>> begin LISTED RECORDS

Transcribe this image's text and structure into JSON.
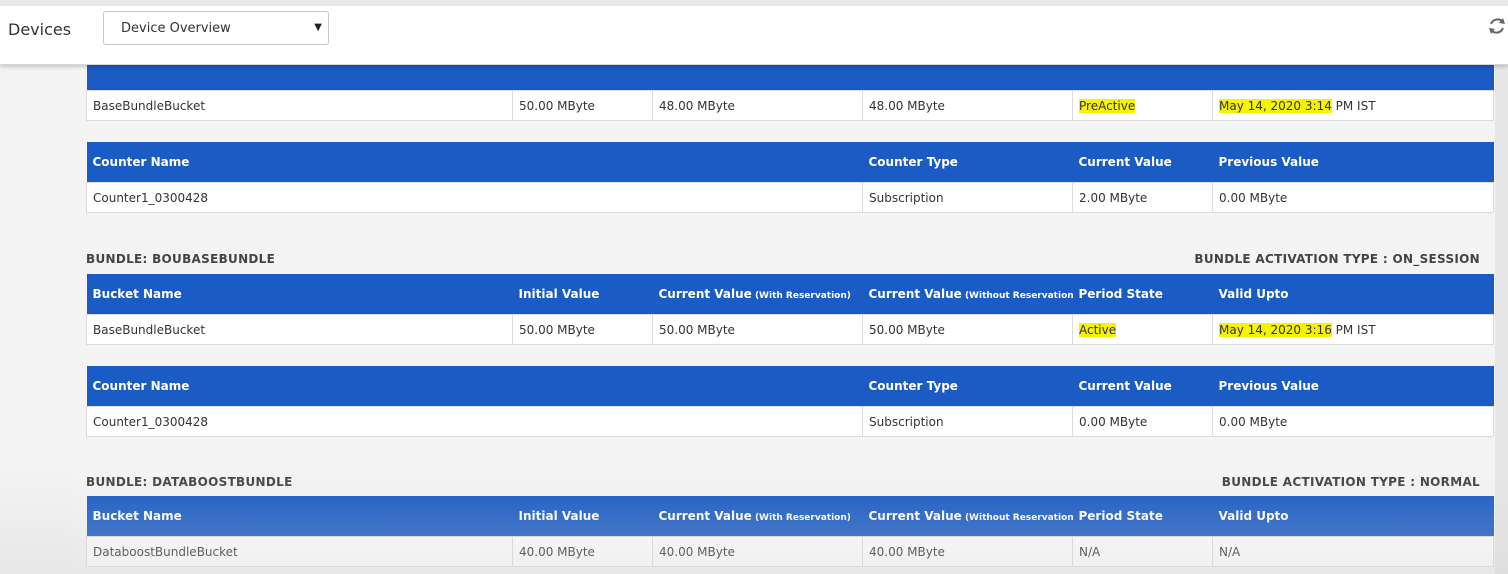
{
  "header": {
    "title": "Devices",
    "dropdown_value": "Device Overview",
    "dropdown_arrow": "▼",
    "refresh_icon": "refresh-icon"
  },
  "top_bucket_row": {
    "cells": [
      "BaseBundleBucket",
      "50.00 MByte",
      "48.00 MByte",
      "48.00 MByte",
      "PreActive",
      "May 14, 2020 3:14",
      " PM IST"
    ]
  },
  "counter_table_1": {
    "headers": [
      "Counter Name",
      "Counter Type",
      "Current Value",
      "Previous Value"
    ],
    "row": [
      "Counter1_0300428",
      "Subscription",
      "2.00 MByte",
      "0.00 MByte"
    ]
  },
  "bundle_2": {
    "title": "BUNDLE: BOUBASEBUNDLE",
    "activation": "BUNDLE ACTIVATION TYPE : ON_SESSION",
    "headers": {
      "bucket": "Bucket Name",
      "initial": "Initial Value",
      "current_with": "Current Value",
      "current_with_sub": " (With Reservation)",
      "current_without": "Current Value",
      "current_without_sub": " (Without Reservation)",
      "period": "Period State",
      "valid": "Valid Upto"
    },
    "row": [
      "BaseBundleBucket",
      "50.00 MByte",
      "50.00 MByte",
      "50.00 MByte",
      "Active",
      "May 14, 2020 3:16",
      " PM IST"
    ]
  },
  "counter_table_2": {
    "headers": [
      "Counter Name",
      "Counter Type",
      "Current Value",
      "Previous Value"
    ],
    "row": [
      "Counter1_0300428",
      "Subscription",
      "0.00 MByte",
      "0.00 MByte"
    ]
  },
  "bundle_3": {
    "title": "BUNDLE: DATABOOSTBUNDLE",
    "activation": "BUNDLE ACTIVATION TYPE : NORMAL",
    "headers": {
      "bucket": "Bucket Name",
      "initial": "Initial Value",
      "current_with": "Current Value",
      "current_with_sub": " (With Reservation)",
      "current_without": "Current Value",
      "current_without_sub": " (Without Reservation)",
      "period": "Period State",
      "valid": "Valid Upto"
    },
    "row": [
      "DataboostBundleBucket",
      "40.00 MByte",
      "40.00 MByte",
      "40.00 MByte",
      "N/A",
      "N/A"
    ]
  },
  "colors": {
    "header_blue": "#1a5bc4",
    "highlight": "#f6f200"
  }
}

>> end LISTED RECORDS

▸ PROBLEM STATEMENT
Reproduce the whole listing above word for word, but not its pictures.

▸ TASK ANSWER
Transcribe this image's text and structure into JSON.
{
  "header": {
    "title": "Devices",
    "dropdown_value": "Device Overview",
    "dropdown_arrow": "▼",
    "refresh_icon": "refresh-icon"
  },
  "top_bucket_row": {
    "cells": [
      "BaseBundleBucket",
      "50.00 MByte",
      "48.00 MByte",
      "48.00 MByte",
      "PreActive",
      "May 14, 2020 3:14",
      " PM IST"
    ]
  },
  "counter_table_1": {
    "headers": [
      "Counter Name",
      "Counter Type",
      "Current Value",
      "Previous Value"
    ],
    "row": [
      "Counter1_0300428",
      "Subscription",
      "2.00 MByte",
      "0.00 MByte"
    ]
  },
  "bundle_2": {
    "title": "BUNDLE: BOUBASEBUNDLE",
    "activation": "BUNDLE ACTIVATION TYPE : ON_SESSION",
    "headers": {
      "bucket": "Bucket Name",
      "initial": "Initial Value",
      "current_with": "Current Value",
      "current_with_sub": " (With Reservation)",
      "current_without": "Current Value",
      "current_without_sub": " (Without Reservation)",
      "period": "Period State",
      "valid": "Valid Upto"
    },
    "row": [
      "BaseBundleBucket",
      "50.00 MByte",
      "50.00 MByte",
      "50.00 MByte",
      "Active",
      "May 14, 2020 3:16",
      " PM IST"
    ]
  },
  "counter_table_2": {
    "headers": [
      "Counter Name",
      "Counter Type",
      "Current Value",
      "Previous Value"
    ],
    "row": [
      "Counter1_0300428",
      "Subscription",
      "0.00 MByte",
      "0.00 MByte"
    ]
  },
  "bundle_3": {
    "title": "BUNDLE: DATABOOSTBUNDLE",
    "activation": "BUNDLE ACTIVATION TYPE : NORMAL",
    "headers": {
      "bucket": "Bucket Name",
      "initial": "Initial Value",
      "current_with": "Current Value",
      "current_with_sub": " (With Reservation)",
      "current_without": "Current Value",
      "current_without_sub": " (Without Reservation)",
      "period": "Period State",
      "valid": "Valid Upto"
    },
    "row": [
      "DataboostBundleBucket",
      "40.00 MByte",
      "40.00 MByte",
      "40.00 MByte",
      "N/A",
      "N/A"
    ]
  },
  "colors": {
    "header_blue": "#1a5bc4",
    "highlight": "#f6f200"
  }
}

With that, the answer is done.